*Work instructions*
Scan the data below. Pull out each line where "HEIGHTS" occurs.

Figure record listings:

****

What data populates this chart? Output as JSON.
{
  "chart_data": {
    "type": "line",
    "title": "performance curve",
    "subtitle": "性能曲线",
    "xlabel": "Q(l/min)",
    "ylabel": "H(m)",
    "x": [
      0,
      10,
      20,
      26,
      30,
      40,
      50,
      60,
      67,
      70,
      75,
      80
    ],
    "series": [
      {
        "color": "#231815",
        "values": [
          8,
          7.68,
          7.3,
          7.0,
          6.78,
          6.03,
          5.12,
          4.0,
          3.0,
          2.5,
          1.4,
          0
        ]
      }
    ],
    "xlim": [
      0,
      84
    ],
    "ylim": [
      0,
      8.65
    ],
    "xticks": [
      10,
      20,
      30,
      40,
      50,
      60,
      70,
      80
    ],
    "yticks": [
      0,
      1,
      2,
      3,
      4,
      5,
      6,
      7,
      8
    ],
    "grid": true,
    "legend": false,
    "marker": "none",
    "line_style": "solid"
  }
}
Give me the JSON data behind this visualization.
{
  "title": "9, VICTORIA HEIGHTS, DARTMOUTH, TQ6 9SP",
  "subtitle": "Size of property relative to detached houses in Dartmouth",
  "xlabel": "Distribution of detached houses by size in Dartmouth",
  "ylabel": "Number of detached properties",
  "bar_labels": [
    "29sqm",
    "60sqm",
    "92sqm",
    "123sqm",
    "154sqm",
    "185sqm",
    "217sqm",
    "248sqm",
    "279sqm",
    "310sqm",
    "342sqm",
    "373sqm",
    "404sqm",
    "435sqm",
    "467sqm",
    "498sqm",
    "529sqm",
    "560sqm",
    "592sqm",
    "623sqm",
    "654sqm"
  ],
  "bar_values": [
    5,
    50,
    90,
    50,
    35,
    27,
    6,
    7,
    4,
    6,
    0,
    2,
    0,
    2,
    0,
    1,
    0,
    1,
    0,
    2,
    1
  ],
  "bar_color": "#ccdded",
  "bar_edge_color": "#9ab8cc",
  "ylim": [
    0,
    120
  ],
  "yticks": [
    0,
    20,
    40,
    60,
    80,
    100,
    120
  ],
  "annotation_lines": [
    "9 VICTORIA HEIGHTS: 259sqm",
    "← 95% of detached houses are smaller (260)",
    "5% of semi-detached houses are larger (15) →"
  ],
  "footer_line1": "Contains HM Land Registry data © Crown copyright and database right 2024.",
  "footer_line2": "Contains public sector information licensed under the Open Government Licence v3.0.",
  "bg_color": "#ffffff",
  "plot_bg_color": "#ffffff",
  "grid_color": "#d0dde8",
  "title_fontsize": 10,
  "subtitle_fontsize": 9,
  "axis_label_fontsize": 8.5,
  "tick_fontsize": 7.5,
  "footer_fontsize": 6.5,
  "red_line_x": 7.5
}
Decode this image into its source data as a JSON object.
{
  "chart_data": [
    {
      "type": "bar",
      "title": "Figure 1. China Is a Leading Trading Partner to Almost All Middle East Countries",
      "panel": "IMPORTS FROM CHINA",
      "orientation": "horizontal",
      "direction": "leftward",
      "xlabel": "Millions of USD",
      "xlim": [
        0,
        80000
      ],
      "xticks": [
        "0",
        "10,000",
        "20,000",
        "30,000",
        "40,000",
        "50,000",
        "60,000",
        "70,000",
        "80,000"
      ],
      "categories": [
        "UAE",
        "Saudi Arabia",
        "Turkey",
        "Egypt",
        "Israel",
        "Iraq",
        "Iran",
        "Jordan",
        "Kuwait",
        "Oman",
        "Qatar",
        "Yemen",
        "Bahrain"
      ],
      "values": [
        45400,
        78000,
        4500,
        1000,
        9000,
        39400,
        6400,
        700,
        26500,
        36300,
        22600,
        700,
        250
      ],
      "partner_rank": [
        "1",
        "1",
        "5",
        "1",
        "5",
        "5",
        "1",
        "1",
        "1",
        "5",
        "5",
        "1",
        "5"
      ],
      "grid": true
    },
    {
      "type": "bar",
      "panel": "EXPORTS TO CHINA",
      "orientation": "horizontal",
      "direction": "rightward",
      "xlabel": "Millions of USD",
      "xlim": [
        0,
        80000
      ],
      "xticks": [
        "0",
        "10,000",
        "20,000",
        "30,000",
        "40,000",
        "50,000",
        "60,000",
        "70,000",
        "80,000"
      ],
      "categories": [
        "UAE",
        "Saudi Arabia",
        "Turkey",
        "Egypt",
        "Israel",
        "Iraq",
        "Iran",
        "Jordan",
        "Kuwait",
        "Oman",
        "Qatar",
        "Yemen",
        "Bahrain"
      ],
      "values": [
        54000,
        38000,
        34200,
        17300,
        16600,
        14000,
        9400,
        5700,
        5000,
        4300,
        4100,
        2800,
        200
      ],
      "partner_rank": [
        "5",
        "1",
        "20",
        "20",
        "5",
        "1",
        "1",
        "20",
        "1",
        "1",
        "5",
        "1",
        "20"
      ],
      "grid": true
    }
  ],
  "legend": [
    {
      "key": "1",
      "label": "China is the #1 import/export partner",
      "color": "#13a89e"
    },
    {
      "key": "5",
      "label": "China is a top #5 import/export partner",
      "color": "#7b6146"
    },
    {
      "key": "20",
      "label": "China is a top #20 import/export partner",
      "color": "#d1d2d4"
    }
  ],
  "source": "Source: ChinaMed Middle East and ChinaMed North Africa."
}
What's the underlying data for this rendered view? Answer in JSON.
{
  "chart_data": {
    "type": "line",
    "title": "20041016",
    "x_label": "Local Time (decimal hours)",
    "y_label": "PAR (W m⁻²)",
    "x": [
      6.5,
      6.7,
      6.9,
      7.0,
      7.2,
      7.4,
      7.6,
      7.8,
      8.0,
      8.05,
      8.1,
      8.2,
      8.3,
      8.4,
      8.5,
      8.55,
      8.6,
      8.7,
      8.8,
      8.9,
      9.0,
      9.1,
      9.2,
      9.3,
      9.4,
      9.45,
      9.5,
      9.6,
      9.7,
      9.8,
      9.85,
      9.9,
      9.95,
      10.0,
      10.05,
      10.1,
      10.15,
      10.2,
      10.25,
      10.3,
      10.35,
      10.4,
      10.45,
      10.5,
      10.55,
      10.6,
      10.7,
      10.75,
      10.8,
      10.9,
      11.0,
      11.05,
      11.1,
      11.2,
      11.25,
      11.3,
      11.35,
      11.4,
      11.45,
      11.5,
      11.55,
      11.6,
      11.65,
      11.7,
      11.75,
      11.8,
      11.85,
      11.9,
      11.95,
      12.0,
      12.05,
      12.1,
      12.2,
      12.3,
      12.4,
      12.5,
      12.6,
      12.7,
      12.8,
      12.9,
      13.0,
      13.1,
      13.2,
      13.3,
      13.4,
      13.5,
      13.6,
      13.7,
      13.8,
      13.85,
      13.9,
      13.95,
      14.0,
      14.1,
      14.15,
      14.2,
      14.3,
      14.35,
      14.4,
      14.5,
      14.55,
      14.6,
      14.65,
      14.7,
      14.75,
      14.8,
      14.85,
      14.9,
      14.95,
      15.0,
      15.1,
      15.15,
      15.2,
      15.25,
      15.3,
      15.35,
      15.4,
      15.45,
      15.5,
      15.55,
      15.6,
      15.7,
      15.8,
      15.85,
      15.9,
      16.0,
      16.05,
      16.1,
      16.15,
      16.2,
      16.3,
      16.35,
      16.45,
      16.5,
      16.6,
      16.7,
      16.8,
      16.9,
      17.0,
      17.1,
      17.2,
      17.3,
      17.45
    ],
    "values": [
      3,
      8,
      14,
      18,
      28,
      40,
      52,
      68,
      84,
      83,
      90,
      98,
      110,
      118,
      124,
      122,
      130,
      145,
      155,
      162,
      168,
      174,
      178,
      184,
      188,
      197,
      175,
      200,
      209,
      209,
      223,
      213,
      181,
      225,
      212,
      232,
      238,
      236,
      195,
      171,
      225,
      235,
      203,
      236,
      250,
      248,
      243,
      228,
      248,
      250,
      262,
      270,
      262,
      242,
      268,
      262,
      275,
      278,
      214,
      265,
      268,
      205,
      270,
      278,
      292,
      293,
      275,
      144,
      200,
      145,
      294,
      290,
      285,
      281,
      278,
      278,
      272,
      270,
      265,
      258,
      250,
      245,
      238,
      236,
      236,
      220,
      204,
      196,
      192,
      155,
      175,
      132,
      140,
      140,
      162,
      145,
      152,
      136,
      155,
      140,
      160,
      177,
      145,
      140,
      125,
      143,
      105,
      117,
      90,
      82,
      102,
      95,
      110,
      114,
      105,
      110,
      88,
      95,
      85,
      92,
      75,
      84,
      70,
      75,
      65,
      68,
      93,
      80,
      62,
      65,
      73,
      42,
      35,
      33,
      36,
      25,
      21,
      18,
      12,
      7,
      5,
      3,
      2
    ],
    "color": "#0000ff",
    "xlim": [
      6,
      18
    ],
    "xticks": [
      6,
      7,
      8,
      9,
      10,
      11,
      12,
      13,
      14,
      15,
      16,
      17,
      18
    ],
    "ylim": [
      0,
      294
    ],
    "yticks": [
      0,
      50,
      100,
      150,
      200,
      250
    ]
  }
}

****

*Expected answer*
  "title": "9, VICTORIA HEIGHTS, DARTMOUTH, TQ6 9SP",
    "9 VICTORIA HEIGHTS: 259sqm",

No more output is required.